▶ [AUFGABE]:
Zähle, in wie vielen Zeilen der Daten unten das Wort „axis“ vorkommt, wobei Groß- und Kleinschreibung zählt. Nenne nur die Zahl.

▶ [DATENAUSZÜGE]:
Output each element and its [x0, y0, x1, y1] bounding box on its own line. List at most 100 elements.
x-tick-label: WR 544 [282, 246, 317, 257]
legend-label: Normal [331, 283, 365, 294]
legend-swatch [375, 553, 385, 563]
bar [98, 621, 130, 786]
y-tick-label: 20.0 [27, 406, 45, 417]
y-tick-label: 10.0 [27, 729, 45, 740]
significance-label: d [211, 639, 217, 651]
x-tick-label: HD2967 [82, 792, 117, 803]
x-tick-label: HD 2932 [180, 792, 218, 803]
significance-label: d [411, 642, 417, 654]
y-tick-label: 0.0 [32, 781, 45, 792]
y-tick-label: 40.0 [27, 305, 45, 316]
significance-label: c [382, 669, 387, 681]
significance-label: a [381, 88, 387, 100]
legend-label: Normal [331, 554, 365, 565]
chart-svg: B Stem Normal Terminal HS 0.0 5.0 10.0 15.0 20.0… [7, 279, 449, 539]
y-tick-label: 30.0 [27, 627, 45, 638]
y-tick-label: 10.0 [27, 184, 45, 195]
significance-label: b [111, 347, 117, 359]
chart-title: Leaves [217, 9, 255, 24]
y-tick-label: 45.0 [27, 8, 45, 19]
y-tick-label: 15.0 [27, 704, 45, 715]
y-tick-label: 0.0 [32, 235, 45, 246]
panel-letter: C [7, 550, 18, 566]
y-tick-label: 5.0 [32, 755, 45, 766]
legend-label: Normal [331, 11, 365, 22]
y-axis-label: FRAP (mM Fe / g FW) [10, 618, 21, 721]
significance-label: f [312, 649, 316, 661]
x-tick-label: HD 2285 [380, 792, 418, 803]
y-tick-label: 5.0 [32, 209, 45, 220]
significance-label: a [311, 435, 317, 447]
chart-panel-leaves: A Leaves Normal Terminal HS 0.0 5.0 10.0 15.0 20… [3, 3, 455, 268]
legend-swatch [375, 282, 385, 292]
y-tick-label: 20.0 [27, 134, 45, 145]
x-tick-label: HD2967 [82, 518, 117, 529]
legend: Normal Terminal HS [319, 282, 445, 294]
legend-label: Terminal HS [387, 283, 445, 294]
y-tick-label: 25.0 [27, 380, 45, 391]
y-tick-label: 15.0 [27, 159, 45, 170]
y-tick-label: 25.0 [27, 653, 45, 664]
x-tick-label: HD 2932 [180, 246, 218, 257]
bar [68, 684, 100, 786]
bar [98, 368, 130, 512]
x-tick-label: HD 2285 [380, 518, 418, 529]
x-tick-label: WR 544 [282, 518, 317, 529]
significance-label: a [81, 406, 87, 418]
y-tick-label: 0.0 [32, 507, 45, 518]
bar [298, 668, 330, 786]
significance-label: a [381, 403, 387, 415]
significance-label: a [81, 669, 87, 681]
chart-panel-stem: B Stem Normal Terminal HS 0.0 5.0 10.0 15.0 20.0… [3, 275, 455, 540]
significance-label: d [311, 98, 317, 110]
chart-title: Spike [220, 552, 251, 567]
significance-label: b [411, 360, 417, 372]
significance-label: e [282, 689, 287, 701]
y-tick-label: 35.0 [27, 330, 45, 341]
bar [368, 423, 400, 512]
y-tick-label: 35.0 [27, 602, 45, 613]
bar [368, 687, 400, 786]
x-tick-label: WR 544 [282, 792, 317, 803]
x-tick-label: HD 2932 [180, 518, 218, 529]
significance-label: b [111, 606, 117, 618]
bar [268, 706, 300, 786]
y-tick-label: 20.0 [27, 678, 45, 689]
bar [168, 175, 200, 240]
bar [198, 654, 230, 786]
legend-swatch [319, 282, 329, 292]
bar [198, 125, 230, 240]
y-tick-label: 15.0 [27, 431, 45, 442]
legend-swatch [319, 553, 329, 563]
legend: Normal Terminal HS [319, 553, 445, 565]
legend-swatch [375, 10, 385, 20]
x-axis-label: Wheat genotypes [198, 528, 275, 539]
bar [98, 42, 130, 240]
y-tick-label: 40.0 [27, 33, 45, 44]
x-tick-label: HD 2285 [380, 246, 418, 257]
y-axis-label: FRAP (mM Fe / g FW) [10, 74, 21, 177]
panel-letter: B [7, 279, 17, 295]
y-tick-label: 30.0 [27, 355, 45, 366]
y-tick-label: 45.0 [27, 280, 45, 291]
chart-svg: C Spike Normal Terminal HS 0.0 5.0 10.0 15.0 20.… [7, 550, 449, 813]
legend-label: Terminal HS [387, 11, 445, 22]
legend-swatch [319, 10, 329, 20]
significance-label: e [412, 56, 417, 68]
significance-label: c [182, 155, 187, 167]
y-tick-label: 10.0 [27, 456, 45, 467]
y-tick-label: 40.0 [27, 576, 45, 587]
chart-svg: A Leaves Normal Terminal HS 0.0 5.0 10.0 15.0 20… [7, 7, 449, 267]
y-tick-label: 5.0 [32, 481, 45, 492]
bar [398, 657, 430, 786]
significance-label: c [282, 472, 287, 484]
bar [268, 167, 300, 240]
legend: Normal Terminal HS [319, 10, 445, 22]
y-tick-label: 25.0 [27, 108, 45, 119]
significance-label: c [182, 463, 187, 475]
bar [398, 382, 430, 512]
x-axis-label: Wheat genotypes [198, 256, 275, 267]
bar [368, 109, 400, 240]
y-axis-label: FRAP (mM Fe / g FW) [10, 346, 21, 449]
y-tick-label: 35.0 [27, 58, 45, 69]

▶ [LÖSUNG]:
5